- What the task requires: Please output exactly the run of lines that starts at the line with "Transcribe the text in this document." and ends at the last line of the records below.
§
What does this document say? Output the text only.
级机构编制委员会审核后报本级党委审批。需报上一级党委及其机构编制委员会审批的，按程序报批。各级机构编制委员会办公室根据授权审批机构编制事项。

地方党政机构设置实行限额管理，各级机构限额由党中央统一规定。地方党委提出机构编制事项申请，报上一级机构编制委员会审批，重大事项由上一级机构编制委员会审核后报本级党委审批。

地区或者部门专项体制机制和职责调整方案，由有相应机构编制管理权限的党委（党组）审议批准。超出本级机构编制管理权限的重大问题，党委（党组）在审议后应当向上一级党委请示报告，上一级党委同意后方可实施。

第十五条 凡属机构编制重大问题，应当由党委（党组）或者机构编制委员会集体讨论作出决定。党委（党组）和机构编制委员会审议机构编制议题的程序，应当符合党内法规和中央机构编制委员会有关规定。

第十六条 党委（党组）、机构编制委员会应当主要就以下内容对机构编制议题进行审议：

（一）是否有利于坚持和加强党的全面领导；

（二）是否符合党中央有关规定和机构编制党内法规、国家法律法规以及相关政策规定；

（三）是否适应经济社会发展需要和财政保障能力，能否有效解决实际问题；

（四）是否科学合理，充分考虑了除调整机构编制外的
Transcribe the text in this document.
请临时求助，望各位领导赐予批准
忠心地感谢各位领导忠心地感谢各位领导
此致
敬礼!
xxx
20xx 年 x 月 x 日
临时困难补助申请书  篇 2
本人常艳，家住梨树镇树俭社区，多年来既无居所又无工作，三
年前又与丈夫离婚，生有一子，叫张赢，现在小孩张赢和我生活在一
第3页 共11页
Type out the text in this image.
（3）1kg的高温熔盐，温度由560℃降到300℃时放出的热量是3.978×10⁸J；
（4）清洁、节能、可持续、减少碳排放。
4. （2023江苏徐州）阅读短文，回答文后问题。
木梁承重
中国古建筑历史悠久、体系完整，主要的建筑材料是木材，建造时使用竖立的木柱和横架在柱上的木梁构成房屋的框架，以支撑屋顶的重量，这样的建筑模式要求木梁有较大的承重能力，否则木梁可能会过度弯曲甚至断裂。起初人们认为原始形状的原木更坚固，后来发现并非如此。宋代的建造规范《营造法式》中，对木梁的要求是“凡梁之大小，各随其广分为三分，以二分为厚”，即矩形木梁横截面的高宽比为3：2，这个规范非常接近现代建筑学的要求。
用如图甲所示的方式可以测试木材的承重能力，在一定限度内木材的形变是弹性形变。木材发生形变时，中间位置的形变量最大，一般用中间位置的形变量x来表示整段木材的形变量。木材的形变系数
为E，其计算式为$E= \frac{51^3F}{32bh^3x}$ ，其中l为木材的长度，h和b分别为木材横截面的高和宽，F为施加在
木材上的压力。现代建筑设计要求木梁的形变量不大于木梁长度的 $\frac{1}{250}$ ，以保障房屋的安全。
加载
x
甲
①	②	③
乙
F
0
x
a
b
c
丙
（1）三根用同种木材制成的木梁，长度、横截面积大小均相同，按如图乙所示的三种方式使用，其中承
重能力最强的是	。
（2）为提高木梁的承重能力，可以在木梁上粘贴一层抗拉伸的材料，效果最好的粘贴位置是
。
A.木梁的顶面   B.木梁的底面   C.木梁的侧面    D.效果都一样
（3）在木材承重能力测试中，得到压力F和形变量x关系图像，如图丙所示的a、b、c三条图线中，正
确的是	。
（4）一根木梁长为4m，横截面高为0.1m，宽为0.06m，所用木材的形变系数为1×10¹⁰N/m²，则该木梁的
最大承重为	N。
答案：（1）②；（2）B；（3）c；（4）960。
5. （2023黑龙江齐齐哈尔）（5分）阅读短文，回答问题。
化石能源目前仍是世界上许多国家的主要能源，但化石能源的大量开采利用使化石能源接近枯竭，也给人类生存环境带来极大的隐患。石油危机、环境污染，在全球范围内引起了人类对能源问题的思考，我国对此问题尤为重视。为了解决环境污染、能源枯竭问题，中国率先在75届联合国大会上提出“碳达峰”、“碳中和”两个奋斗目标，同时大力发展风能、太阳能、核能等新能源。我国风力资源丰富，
§
- Answer to this problem:
Transcribe the text in this document.
请临时求助，望各位领导赐予批准
忠心地感谢各位领导忠心地感谢各位领导
此致
敬礼!
xxx
20xx 年 x 月 x 日
临时困难补助申请书  篇 2
本人常艳，家住梨树镇树俭社区，多年来既无居所又无工作，三
年前又与丈夫离婚，生有一子，叫张赢，现在小孩张赢和我生活在一
第3页 共11页
Type out the text in this image.
（3）1kg的高温熔盐，温度由560℃降到300℃时放出的热量是3.978×10⁸J；
（4）清洁、节能、可持续、减少碳排放。
4. （2023江苏徐州）阅读短文，回答文后问题。
木梁承重
中国古建筑历史悠久、体系完整，主要的建筑材料是木材，建造时使用竖立的木柱和横架在柱上的木梁构成房屋的框架，以支撑屋顶的重量，这样的建筑模式要求木梁有较大的承重能力，否则木梁可能会过度弯曲甚至断裂。起初人们认为原始形状的原木更坚固，后来发现并非如此。宋代的建造规范《营造法式》中，对木梁的要求是“凡梁之大小，各随其广分为三分，以二分为厚”，即矩形木梁横截面的高宽比为3：2，这个规范非常接近现代建筑学的要求。
用如图甲所示的方式可以测试木材的承重能力，在一定限度内木材的形变是弹性形变。木材发生形变时，中间位置的形变量最大，一般用中间位置的形变量x来表示整段木材的形变量。木材的形变系数
为E，其计算式为$E= \frac{51^3F}{32bh^3x}$ ，其中l为木材的长度，h和b分别为木材横截面的高和宽，F为施加在
木材上的压力。现代建筑设计要求木梁的形变量不大于木梁长度的 $\frac{1}{250}$ ，以保障房屋的安全。
加载
x
甲
①	②	③
乙
F
0
x
a
b
c
丙
（1）三根用同种木材制成的木梁，长度、横截面积大小均相同，按如图乙所示的三种方式使用，其中承
重能力最强的是	。
（2）为提高木梁的承重能力，可以在木梁上粘贴一层抗拉伸的材料，效果最好的粘贴位置是
。
A.木梁的顶面   B.木梁的底面   C.木梁的侧面    D.效果都一样
（3）在木材承重能力测试中，得到压力F和形变量x关系图像，如图丙所示的a、b、c三条图线中，正
确的是	。
（4）一根木梁长为4m，横截面高为0.1m，宽为0.06m，所用木材的形变系数为1×10¹⁰N/m²，则该木梁的
最大承重为	N。
答案：（1）②；（2）B；（3）c；（4）960。
5. （2023黑龙江齐齐哈尔）（5分）阅读短文，回答问题。
化石能源目前仍是世界上许多国家的主要能源，但化石能源的大量开采利用使化石能源接近枯竭，也给人类生存环境带来极大的隐患。石油危机、环境污染，在全球范围内引起了人类对能源问题的思考，我国对此问题尤为重视。为了解决环境污染、能源枯竭问题，中国率先在75届联合国大会上提出“碳达峰”、“碳中和”两个奋斗目标，同时大力发展风能、太阳能、核能等新能源。我国风力资源丰富，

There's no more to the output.